What you return should match every record exactly, with the images removed.

(Data records)
++++++
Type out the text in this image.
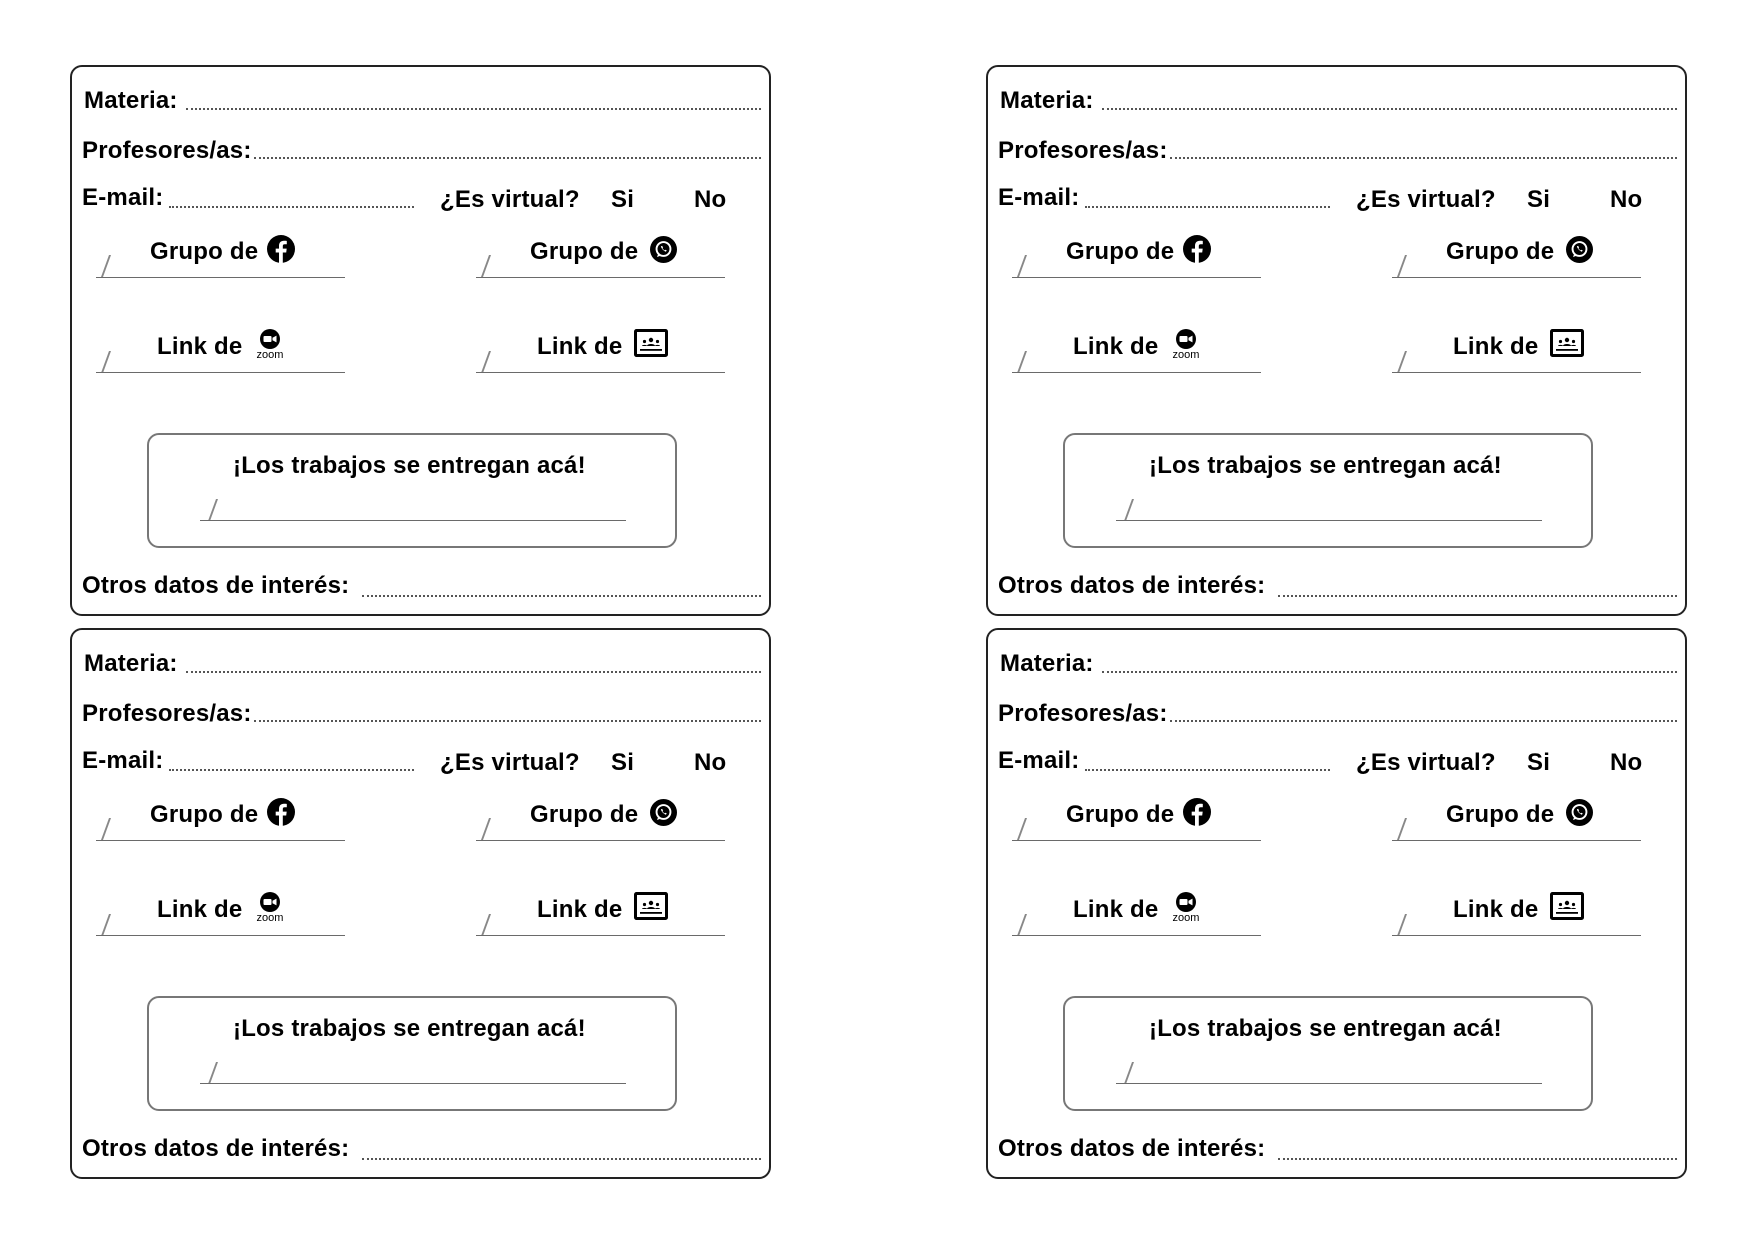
Materia:
Profesores/as:
E-mail:	¿Es virtual? Si No
Grupo de	Grupo de
Link de zoom	Link de
¡Los trabajos se entregan acá!
Otros datos de interés:
Materia:
Profesores/as:
E-mail:	¿Es virtual? Si No
Grupo de	Grupo de
Link de zoom	Link de
¡Los trabajos se entregan acá!
Otros datos de interés:
Materia:
Profesores/as:
E-mail:	¿Es virtual? Si No
Grupo de	Grupo de
Link de zoom	Link de
¡Los trabajos se entregan acá!
Otros datos de interés:
Materia:
Profesores/as:
E-mail:	¿Es virtual? Si No
Grupo de	Grupo de
Link de zoom	Link de
¡Los trabajos se entregan acá!
Otros datos de interés:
++++++
◆ **Solution for this exercise**
Type out the text in this image.
Materia:
Profesores/as:
E-mail:	¿Es virtual? Si No
Grupo de	Grupo de
Link de zoom	Link de
¡Los trabajos se entregan acá!
Otros datos de interés:
Materia:
Profesores/as:
E-mail:	¿Es virtual? Si No
Grupo de	Grupo de
Link de zoom	Link de
¡Los trabajos se entregan acá!
Otros datos de interés:
Materia:
Profesores/as:
E-mail:	¿Es virtual? Si No
Grupo de	Grupo de
Link de zoom	Link de
¡Los trabajos se entregan acá!
Otros datos de interés:
Materia:
Profesores/as:
E-mail:	¿Es virtual? Si No
Grupo de	Grupo de
Link de zoom	Link de
¡Los trabajos se entregan acá!
Otros datos de interés:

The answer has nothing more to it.